** Start Article **

I knew what he had paid for the place and what he sold it for, and I realized that in the 5 minutes it took him to sign the paperwork to buy, then sell his condo, he had earned more from his investment than I did from the sum total of my McKinsey paychecks over a 2-year period -- while working 70 - 100 hours per week.

So his "5 minutes" of effort yielded the same financial result of my 7,000 hours of work. The ironic thing is I could have bought a condo too. It would have been hard. I would have had to be creative about it, but it would technically have been possible.

The only problems were 1) at the time I didn't know how, and 2) it never even occurred to me.

But, I never forgot that lesson.

Incidentally, that person went on to be an entrepreneur and has sold multiple companies probably in the $100+ million range. And is today a venture capitalist.

Investing in a financial asset like real estate is only one kind of asset. There are other assets too. Also, keep in mind not all assets that can be acquired or built necessarily need a lot of money.

Another asset is one's network. This is another area that I never paid much attention to early in my career because I always had a negative, sleazy, inauthentic perception of it. I realized today that my thoughts on this were totally wrong.

Here are two simple ways you can invest in building your network today, so it provides value to you (in aggregate) in the future.

1) Stay in Touch with People You Know

Here's one simple way. Get the contact info of all of your friends from school, current co-workers, and former co-workers. Once a year, send all of them card to say "hi." Since we celebrate Christmas, we send a once-a-year Christmas card to everyone on our list. We also include a one-page letter that's a personal update of what's going on with each of us (me, my wife, and each of our 3 girls).

We've been doing it for years and this year we debated whether or not we should continue doing so. At my wife's recent HBS reunion, everyone mentioned that letter to us and it was a simple way to feel connected, despite distance and lack of in-person contact.

So guess what? We're writing the letter again this year.

2) Help others who need help.

When you meet people, especially people of influence (but not limited to just those people), ask them or determine through your conversation what they're struggling with, what's going on in their lives, or what their goal is in life or their career. Then offer to help. If you make a commitment to help‚ actually follow through.

If you make it a habit of being useful to the people around you, they are far more inclined to help you in the future. It is not a direct 1:1 payback. Don't keep score of who you helped and who "owes" you; it doesn't work that way. It's more of an aggregate thing.

The total effort you invest in helping others will come back to you in often highly unpredictable ways.

Yes, there will be people you help that never help you back. And that's okay. Give with no expectation in return.

** End Article **
** Start Input for this task **

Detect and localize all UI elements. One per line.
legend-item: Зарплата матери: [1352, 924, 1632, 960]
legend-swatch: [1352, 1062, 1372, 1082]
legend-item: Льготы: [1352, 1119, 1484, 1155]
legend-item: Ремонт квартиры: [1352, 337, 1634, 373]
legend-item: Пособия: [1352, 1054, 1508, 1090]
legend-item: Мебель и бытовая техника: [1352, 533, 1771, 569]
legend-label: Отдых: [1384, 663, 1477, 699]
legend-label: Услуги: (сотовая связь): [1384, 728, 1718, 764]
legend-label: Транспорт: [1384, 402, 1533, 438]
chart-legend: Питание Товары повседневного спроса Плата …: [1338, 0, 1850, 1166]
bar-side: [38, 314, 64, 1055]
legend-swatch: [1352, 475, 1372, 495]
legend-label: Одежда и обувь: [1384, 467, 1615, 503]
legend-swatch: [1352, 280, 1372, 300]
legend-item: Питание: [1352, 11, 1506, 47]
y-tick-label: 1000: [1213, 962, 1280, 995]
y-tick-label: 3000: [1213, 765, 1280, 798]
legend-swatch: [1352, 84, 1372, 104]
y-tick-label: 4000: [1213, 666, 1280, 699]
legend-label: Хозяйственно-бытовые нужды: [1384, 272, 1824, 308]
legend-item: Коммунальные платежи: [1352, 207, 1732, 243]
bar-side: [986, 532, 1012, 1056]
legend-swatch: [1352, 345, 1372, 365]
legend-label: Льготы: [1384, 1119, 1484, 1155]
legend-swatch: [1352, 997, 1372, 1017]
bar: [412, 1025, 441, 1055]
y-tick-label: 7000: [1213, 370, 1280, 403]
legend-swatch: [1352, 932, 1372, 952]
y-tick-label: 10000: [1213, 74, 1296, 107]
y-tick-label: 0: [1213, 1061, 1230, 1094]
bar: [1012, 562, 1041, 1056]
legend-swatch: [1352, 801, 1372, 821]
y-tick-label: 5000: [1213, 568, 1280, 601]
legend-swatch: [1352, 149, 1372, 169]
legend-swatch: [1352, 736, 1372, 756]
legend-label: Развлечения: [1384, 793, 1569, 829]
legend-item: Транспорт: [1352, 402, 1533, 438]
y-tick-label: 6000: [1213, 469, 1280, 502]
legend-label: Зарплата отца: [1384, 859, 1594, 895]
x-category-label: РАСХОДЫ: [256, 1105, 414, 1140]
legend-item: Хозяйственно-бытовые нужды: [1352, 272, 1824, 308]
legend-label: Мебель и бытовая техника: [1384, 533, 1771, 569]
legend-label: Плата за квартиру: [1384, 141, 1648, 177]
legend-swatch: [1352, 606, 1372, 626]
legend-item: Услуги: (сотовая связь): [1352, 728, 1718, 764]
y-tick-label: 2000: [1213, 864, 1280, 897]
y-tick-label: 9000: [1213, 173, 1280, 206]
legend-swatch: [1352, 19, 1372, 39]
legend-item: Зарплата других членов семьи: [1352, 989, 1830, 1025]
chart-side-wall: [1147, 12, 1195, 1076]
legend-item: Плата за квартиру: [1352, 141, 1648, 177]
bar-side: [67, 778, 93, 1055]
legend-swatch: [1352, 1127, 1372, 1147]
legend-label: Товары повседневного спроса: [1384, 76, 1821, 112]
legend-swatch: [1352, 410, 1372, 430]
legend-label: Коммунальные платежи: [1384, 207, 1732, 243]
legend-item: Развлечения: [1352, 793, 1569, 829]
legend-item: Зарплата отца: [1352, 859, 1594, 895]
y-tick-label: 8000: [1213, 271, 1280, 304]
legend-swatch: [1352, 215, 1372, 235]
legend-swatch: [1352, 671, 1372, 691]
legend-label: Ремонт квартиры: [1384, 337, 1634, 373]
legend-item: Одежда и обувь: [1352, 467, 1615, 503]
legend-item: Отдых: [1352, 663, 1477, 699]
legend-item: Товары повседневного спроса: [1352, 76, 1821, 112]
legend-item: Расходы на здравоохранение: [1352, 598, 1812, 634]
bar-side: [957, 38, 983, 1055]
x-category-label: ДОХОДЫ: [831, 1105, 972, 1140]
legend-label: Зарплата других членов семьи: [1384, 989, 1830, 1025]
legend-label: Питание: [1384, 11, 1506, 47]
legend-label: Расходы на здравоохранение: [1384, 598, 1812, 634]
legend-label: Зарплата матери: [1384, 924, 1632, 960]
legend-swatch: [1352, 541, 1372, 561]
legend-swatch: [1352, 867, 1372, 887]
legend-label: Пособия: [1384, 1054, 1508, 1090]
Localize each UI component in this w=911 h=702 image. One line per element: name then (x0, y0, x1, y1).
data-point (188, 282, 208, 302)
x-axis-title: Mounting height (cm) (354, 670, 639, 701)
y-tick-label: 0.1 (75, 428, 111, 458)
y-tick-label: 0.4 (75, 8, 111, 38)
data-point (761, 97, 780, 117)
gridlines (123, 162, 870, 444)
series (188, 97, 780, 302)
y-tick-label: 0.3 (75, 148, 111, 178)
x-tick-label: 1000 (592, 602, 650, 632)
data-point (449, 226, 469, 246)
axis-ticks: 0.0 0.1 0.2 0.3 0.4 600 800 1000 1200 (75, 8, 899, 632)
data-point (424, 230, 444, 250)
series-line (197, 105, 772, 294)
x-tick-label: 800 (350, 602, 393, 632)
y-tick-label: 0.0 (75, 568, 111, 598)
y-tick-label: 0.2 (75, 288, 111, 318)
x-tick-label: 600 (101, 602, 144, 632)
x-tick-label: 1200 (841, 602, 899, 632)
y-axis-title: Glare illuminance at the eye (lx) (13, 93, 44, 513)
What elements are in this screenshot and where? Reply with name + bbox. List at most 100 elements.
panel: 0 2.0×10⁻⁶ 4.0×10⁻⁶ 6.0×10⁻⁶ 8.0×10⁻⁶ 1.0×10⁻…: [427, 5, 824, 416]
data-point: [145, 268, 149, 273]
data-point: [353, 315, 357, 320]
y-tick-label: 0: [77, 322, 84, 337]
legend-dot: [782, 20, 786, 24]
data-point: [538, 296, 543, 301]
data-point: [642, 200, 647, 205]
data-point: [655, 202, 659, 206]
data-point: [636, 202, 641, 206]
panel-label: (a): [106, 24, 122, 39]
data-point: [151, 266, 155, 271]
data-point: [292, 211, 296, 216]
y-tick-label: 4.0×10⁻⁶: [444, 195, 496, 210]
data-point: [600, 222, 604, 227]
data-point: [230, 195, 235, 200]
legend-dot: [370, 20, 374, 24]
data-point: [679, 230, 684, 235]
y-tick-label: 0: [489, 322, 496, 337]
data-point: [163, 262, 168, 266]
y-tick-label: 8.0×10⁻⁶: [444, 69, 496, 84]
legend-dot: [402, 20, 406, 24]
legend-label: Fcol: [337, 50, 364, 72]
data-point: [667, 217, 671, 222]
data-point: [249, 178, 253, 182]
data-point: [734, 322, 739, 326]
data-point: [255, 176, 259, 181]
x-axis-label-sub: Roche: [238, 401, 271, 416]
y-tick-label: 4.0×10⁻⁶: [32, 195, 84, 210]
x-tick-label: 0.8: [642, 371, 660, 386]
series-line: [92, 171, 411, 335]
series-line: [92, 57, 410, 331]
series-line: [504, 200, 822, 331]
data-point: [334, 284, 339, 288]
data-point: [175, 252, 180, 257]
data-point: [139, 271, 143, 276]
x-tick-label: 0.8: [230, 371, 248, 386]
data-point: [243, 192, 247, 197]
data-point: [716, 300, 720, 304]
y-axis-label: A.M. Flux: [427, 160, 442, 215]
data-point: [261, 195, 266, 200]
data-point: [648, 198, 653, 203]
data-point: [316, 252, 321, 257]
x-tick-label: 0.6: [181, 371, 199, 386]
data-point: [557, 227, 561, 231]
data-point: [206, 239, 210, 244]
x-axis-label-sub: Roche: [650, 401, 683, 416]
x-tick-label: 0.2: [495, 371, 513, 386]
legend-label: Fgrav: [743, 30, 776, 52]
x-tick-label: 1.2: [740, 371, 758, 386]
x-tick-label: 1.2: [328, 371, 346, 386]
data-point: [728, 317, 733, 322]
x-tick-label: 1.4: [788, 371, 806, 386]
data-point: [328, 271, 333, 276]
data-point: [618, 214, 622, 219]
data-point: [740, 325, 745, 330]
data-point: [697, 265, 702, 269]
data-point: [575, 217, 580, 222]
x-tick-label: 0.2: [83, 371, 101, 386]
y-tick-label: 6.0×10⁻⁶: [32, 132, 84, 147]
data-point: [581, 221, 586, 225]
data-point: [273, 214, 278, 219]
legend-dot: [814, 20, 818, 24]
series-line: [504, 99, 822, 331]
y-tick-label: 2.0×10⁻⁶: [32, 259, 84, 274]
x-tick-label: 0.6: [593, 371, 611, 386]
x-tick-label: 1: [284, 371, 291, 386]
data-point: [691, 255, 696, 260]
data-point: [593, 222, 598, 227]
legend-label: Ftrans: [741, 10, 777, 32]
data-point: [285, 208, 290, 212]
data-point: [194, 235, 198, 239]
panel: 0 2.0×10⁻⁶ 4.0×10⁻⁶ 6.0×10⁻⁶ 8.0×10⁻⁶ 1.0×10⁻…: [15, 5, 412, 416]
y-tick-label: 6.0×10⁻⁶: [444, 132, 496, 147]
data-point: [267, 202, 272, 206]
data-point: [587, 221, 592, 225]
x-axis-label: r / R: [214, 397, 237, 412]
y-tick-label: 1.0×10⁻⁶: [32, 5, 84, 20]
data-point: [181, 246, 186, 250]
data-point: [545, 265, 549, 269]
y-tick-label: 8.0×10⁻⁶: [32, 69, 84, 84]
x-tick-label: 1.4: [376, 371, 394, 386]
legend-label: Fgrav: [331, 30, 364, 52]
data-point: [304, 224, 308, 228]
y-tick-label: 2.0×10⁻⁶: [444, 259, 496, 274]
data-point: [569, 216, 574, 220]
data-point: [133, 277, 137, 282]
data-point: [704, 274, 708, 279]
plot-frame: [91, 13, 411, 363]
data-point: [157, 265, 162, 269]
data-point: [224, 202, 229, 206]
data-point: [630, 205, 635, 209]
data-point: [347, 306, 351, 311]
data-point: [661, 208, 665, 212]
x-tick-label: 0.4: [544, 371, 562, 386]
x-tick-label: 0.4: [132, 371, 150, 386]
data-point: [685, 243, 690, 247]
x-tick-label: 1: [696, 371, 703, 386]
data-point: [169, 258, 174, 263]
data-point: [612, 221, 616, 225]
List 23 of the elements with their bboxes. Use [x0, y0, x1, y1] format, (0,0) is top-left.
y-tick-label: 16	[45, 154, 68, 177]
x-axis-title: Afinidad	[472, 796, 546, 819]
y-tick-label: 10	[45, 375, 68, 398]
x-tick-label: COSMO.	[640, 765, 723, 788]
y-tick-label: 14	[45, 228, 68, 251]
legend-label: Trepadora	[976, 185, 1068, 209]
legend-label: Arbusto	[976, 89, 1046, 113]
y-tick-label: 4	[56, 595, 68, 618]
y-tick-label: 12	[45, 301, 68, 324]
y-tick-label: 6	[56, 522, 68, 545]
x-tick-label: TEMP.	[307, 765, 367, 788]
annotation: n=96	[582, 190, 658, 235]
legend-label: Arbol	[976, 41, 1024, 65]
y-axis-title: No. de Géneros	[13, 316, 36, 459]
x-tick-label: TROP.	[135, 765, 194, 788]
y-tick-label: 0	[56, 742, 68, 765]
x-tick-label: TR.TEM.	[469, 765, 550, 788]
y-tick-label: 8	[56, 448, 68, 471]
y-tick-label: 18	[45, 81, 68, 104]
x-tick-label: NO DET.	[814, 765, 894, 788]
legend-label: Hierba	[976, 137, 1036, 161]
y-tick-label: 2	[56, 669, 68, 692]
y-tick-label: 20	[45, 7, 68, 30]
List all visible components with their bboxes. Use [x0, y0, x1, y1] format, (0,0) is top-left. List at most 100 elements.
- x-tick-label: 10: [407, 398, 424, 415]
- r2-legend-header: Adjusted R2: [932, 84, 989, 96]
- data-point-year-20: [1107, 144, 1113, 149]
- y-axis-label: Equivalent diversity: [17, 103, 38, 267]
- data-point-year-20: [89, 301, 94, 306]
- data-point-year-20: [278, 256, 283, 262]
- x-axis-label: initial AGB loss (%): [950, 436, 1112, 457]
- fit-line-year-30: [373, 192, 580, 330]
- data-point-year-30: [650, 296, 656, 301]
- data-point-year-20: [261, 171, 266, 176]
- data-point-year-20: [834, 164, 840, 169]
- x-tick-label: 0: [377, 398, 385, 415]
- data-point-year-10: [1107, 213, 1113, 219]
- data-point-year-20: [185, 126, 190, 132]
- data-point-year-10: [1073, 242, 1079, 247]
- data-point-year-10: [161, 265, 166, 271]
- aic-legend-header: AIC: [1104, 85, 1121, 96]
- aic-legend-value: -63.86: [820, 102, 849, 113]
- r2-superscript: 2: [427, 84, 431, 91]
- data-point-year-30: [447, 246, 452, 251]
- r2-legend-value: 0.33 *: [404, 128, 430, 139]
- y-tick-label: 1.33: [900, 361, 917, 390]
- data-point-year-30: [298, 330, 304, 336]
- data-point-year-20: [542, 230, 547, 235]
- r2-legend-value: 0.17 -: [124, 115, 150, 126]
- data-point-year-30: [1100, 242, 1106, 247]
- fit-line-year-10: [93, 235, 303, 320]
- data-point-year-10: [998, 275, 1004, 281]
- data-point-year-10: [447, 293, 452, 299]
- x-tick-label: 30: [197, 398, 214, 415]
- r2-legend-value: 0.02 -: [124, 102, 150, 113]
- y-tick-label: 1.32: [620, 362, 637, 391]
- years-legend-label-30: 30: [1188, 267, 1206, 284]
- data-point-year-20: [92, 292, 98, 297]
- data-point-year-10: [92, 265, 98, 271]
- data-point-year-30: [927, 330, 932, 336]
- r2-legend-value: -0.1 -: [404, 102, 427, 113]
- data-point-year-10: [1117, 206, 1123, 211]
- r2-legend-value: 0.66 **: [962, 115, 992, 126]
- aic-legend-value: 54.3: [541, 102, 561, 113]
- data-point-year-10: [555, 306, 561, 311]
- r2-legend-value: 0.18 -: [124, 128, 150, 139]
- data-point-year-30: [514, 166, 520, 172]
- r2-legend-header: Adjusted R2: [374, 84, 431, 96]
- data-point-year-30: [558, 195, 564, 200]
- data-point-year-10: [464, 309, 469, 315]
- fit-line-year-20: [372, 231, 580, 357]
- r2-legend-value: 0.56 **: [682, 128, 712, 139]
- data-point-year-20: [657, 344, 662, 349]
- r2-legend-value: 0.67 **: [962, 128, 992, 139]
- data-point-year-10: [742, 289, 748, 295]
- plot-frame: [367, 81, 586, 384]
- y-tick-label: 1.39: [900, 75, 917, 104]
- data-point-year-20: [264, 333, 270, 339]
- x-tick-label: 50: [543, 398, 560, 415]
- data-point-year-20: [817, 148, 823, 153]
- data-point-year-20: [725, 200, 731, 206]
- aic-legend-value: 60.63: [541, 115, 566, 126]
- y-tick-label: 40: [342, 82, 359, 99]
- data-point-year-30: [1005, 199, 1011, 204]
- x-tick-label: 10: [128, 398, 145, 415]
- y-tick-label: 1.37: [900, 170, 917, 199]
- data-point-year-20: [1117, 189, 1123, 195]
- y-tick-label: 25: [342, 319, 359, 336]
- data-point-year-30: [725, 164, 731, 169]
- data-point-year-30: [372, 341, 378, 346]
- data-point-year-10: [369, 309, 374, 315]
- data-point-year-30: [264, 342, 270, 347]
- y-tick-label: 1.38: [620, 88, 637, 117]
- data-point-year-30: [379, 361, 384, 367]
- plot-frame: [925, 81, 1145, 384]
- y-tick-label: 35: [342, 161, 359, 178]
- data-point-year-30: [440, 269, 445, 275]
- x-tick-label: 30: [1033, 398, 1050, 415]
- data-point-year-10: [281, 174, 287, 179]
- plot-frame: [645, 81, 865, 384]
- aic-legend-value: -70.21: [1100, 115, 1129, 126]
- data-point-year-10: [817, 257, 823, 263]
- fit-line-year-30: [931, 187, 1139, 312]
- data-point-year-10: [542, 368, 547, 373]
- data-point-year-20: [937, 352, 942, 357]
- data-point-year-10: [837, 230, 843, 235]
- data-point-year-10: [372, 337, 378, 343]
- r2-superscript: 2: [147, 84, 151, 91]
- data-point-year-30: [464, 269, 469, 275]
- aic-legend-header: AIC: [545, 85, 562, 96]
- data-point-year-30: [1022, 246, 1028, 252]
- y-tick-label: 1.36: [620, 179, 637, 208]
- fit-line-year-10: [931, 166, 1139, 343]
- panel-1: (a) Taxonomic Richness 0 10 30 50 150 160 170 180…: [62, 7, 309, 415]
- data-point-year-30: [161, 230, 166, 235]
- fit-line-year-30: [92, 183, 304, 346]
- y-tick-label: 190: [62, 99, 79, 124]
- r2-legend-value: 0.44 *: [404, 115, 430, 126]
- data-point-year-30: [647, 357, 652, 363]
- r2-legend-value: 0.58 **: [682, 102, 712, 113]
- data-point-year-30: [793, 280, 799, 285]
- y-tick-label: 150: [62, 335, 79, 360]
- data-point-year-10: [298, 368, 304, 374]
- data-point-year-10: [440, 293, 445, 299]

** End Input for this task **

▸ **Instructions**
(a) Switch "y-tick-label" to "axis-tick-label" in the records, from their first line up to and including the line with "legend-swatch: [1352, 149, 1372, 169]", and give back those lines with nothing else changed.
(b) Resume the piece on investing in assets and networks from its last sentence.
The text and the records are independent of each other.

▸ **Expected answers**
(a)
Detect and localize all UI elements. One per line.
legend-item: Зарплата матери: [1352, 924, 1632, 960]
legend-swatch: [1352, 1062, 1372, 1082]
legend-item: Льготы: [1352, 1119, 1484, 1155]
legend-item: Ремонт квартиры: [1352, 337, 1634, 373]
legend-item: Пособия: [1352, 1054, 1508, 1090]
legend-item: Мебель и бытовая техника: [1352, 533, 1771, 569]
legend-label: Отдых: [1384, 663, 1477, 699]
legend-label: Услуги: (сотовая связь): [1384, 728, 1718, 764]
legend-label: Транспорт: [1384, 402, 1533, 438]
chart-legend: Питание Товары повседневного спроса Плата …: [1338, 0, 1850, 1166]
bar-side: [38, 314, 64, 1055]
legend-swatch: [1352, 475, 1372, 495]
legend-label: Одежда и обувь: [1384, 467, 1615, 503]
legend-swatch: [1352, 280, 1372, 300]
legend-item: Питание: [1352, 11, 1506, 47]
axis-tick-label: 1000: [1213, 962, 1280, 995]
axis-tick-label: 3000: [1213, 765, 1280, 798]
legend-swatch: [1352, 84, 1372, 104]
axis-tick-label: 4000: [1213, 666, 1280, 699]
legend-label: Хозяйственно-бытовые нужды: [1384, 272, 1824, 308]
legend-item: Коммунальные платежи: [1352, 207, 1732, 243]
bar-side: [986, 532, 1012, 1056]
legend-swatch: [1352, 345, 1372, 365]
legend-label: Льготы: [1384, 1119, 1484, 1155]
legend-swatch: [1352, 997, 1372, 1017]
bar: [412, 1025, 441, 1055]
axis-tick-label: 7000: [1213, 370, 1280, 403]
legend-swatch: [1352, 932, 1372, 952]
axis-tick-label: 10000: [1213, 74, 1296, 107]
axis-tick-label: 0: [1213, 1061, 1230, 1094]
bar: [1012, 562, 1041, 1056]
legend-swatch: [1352, 801, 1372, 821]
axis-tick-label: 5000: [1213, 568, 1280, 601]
legend-swatch: [1352, 149, 1372, 169]

(b)
But, realize that for every 10 people you help out, at a key time in your life or career, one of those ten (or a friend of one of those ten) will help you out in a critical way.

The key thing here is to stay in touch with the people you help. Make it easy for them to find you and vice versa. By the way, LinkedIn is great for this.

There's no more need for me to email everybody I know every few months to be sure I get their latest email address update (which used to be a huge pain).

Incidentally, your clients will very willingly use LinkedIn (even the senior clients) because they too "get it." To them, LinkedIn = Self-Updating Rolodex (address book).

So far I've talked about several kinds of assets including:

1) Financial assets
2) Relationship "assets"

Now let's talk about two more types of assets:

3) SIGNALING assets
4) SKILL assets

A Signal asset is something on your resume or bio that signals expertise or achievement of some sort. A Harvard MBA is an example of a signal asset. Even if you learned nothing from a Harvard MBA, you would still benefit immensely from having graduated from there.

My Stanford degrees are a signaling asset for me, as is my McKinsey background. In my work today, my television appearances and media quotes also provide signals of credibility to others.

I've often been asked to provide my insights to reporters as an expert source. For example, I've appeared on live TV for Fox, and been quoted by TIME, The Wall Street Journal, Forbes, Entrepreneur, and many others.

In my speaking engagements and corporate client work, I make sure to include those "signals" in my bios and that others mention them when introducing me for a speech.

Those signals did not happen by accident. I was very conscious and deliberate about getting them. I invested time, effort and dollars in securing those media placements.

Because in my world, having graduated from Stanford and being ex-McKinsey is a slight, but not an enormous differentiator by itself. And quite ironically, I find the average person (you know, my mother and mother-in-law) are far more impressed that I was on TV than anything else I've done in my career.

So signaling assets are another kind of asset you want to think about in your career. And in a moment, I'll tell you how to think about them in your career plan‚ right after I discuss the final type of asset -- SKILLS.

A SKILL asset is acquiring some knowledge or ability that makes you more valuable to others in the future. While I certainly did get a signaling asset from my time at McKinsey, I also got a huge skill asset as well.

I use what I learned from McKinsey (+ a lot of other stuff I learned elsewhere) nearly every day in my personal life and career. There's just something exceptionally useful about being able to create certainty out of uncertain situations.

In any career decision, you want to consider not only the income you'll earn from a particular opportunity, but also how a particular decision does or does not increase your personal assets -- financial, relationship, signaling, or skills.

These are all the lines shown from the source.